====== Task inputs
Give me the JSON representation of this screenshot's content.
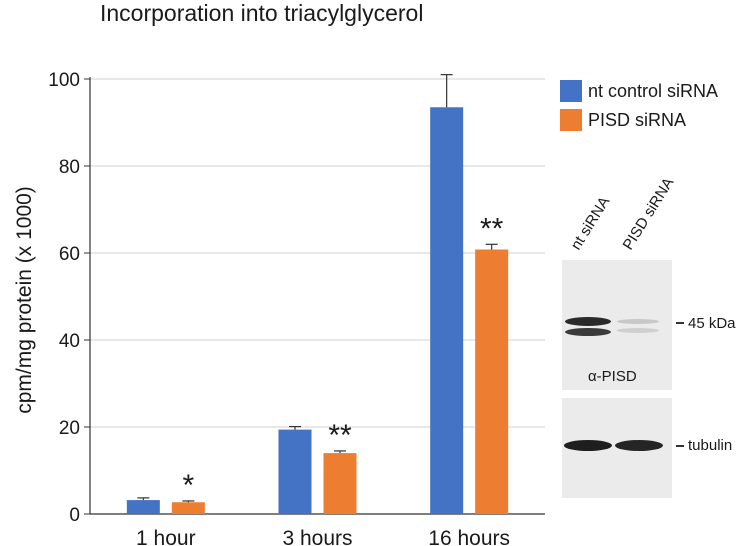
{
  "chart_data": {
    "type": "bar",
    "title": "Incorporation into triacylglycerol",
    "ylabel": "cpm/mg protein (x 1000)",
    "xlabel": "",
    "ylim": [
      0,
      100
    ],
    "yticks": [
      0,
      20,
      40,
      60,
      80,
      100
    ],
    "grid": true,
    "legend_position": "top-right",
    "categories": [
      "1 hour",
      "3 hours",
      "16 hours"
    ],
    "series": [
      {
        "name": "nt control siRNA",
        "color": "#4472C4",
        "values": [
          3.2,
          19.4,
          93.5
        ],
        "errors": [
          0.5,
          0.7,
          7.5
        ]
      },
      {
        "name": "PISD siRNA",
        "color": "#ED7D31",
        "values": [
          2.7,
          14.0,
          60.8
        ],
        "errors": [
          0.3,
          0.5,
          1.2
        ]
      }
    ],
    "annotations": [
      "*",
      "**",
      "**"
    ]
  },
  "blot": {
    "lane_labels": [
      "nt siRNA",
      "PISD siRNA"
    ],
    "marker": "45 kDa",
    "antibody": "α-PISD",
    "loading_control": "tubulin"
  }
}
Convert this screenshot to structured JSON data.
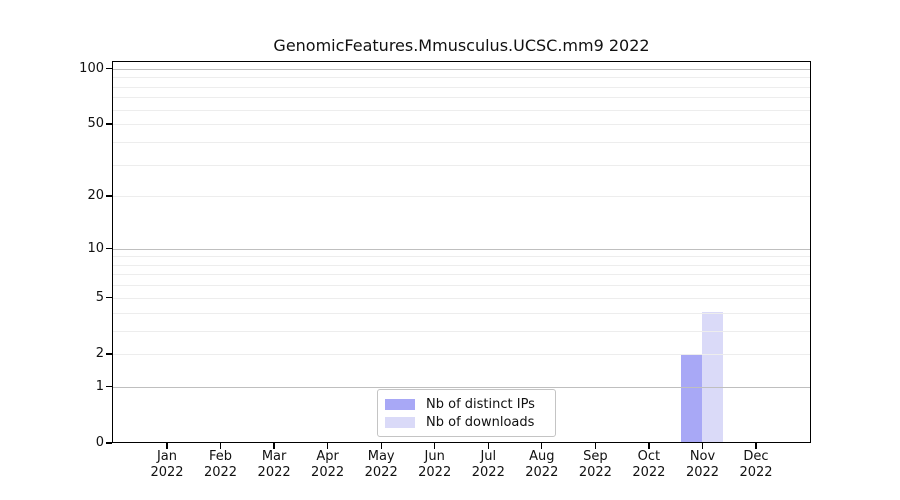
{
  "chart_data": {
    "type": "bar",
    "title": "GenomicFeatures.Mmusculus.UCSC.mm9 2022",
    "categories": [
      "Jan 2022",
      "Feb 2022",
      "Mar 2022",
      "Apr 2022",
      "May 2022",
      "Jun 2022",
      "Jul 2022",
      "Aug 2022",
      "Sep 2022",
      "Oct 2022",
      "Nov 2022",
      "Dec 2022"
    ],
    "series": [
      {
        "name": "Nb of distinct IPs",
        "color": "#a8a8f6",
        "values": [
          0,
          0,
          0,
          0,
          0,
          0,
          0,
          0,
          0,
          0,
          2,
          0
        ]
      },
      {
        "name": "Nb of downloads",
        "color": "#dadaf8",
        "values": [
          0,
          0,
          0,
          0,
          0,
          0,
          0,
          0,
          0,
          0,
          4,
          0
        ]
      }
    ],
    "yticks": [
      0,
      1,
      2,
      5,
      10,
      20,
      50,
      100
    ],
    "yscale": "log10(1+v)",
    "ylim": [
      0,
      110
    ],
    "xlabel": "",
    "ylabel": "",
    "grid": true,
    "legend_position": "bottom-center"
  },
  "y_axis": {
    "grid_major_values": [
      1,
      10,
      100
    ],
    "grid_minor_values": [
      2,
      3,
      4,
      5,
      6,
      7,
      8,
      9,
      20,
      30,
      40,
      50,
      60,
      70,
      80,
      90
    ]
  },
  "colors": {
    "background": "#ffffff",
    "axis": "#000000",
    "grid_major": "#bfbfbf",
    "grid_minor": "#ededed",
    "text": "#111111"
  }
}
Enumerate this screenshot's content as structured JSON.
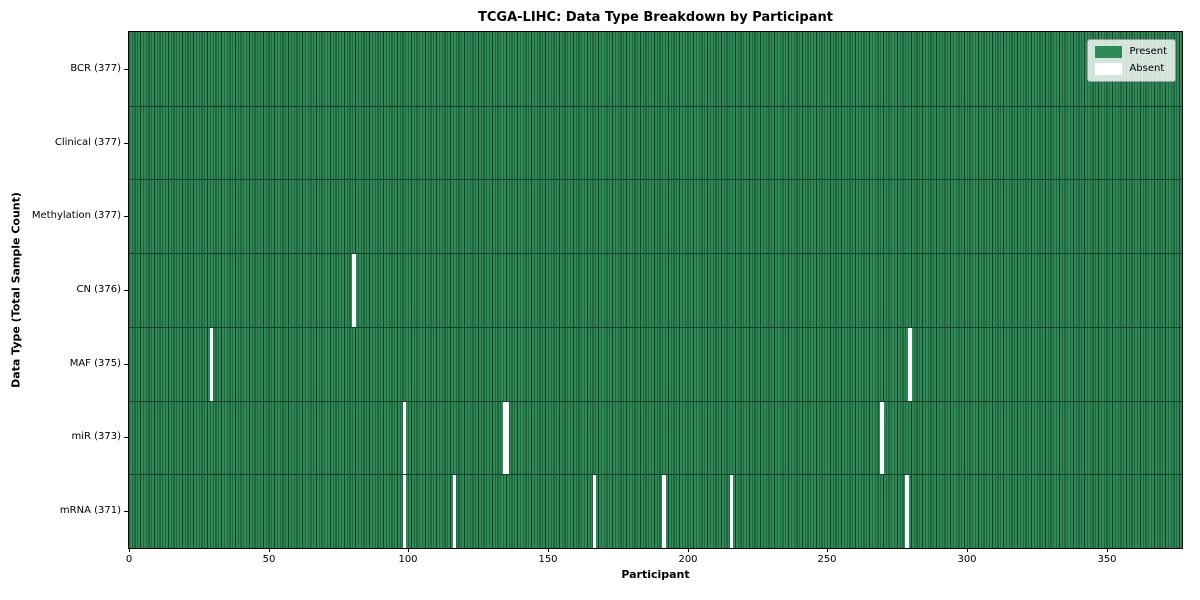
============
-- Work request --
Write the listing out again in full and unchanged, minus any pictures.

-- Exercise answer --
Give me the JSON representation of this screenshot's content.
{
  "chart_data": {
    "type": "bar",
    "title": "Incorporation into triacylglycerol",
    "ylabel": "cpm/mg protein (x 1000)",
    "xlabel": "",
    "ylim": [
      0,
      100
    ],
    "yticks": [
      0,
      20,
      40,
      60,
      80,
      100
    ],
    "grid": true,
    "legend_position": "top-right",
    "categories": [
      "1 hour",
      "3 hours",
      "16 hours"
    ],
    "series": [
      {
        "name": "nt control siRNA",
        "color": "#4472C4",
        "values": [
          3.2,
          19.4,
          93.5
        ],
        "errors": [
          0.5,
          0.7,
          7.5
        ]
      },
      {
        "name": "PISD siRNA",
        "color": "#ED7D31",
        "values": [
          2.7,
          14.0,
          60.8
        ],
        "errors": [
          0.3,
          0.5,
          1.2
        ]
      }
    ],
    "annotations": [
      "*",
      "**",
      "**"
    ]
  },
  "blot": {
    "lane_labels": [
      "nt siRNA",
      "PISD siRNA"
    ],
    "marker": "45 kDa",
    "antibody": "α-PISD",
    "loading_control": "tubulin"
  }
}
Convert this screenshot to structured JSON data.
{
  "chart_data": {
    "type": "bar",
    "title": "GenomicFeatures.Mmusculus.UCSC.mm9 2022",
    "categories": [
      "Jan 2022",
      "Feb 2022",
      "Mar 2022",
      "Apr 2022",
      "May 2022",
      "Jun 2022",
      "Jul 2022",
      "Aug 2022",
      "Sep 2022",
      "Oct 2022",
      "Nov 2022",
      "Dec 2022"
    ],
    "series": [
      {
        "name": "Nb of distinct IPs",
        "color": "#a8a8f6",
        "values": [
          0,
          0,
          0,
          0,
          0,
          0,
          0,
          0,
          0,
          0,
          2,
          0
        ]
      },
      {
        "name": "Nb of downloads",
        "color": "#dadaf8",
        "values": [
          0,
          0,
          0,
          0,
          0,
          0,
          0,
          0,
          0,
          0,
          4,
          0
        ]
      }
    ],
    "yticks": [
      0,
      1,
      2,
      5,
      10,
      20,
      50,
      100
    ],
    "yscale": "log10(1+v)",
    "ylim": [
      0,
      110
    ],
    "xlabel": "",
    "ylabel": "",
    "grid": true,
    "legend_position": "bottom-center"
  },
  "y_axis": {
    "grid_major_values": [
      1,
      10,
      100
    ],
    "grid_minor_values": [
      2,
      3,
      4,
      5,
      6,
      7,
      8,
      9,
      20,
      30,
      40,
      50,
      60,
      70,
      80,
      90
    ]
  },
  "colors": {
    "background": "#ffffff",
    "axis": "#000000",
    "grid_major": "#bfbfbf",
    "grid_minor": "#ededed",
    "text": "#111111"
  }
}
Enumerate this screenshot's content as structured JSON.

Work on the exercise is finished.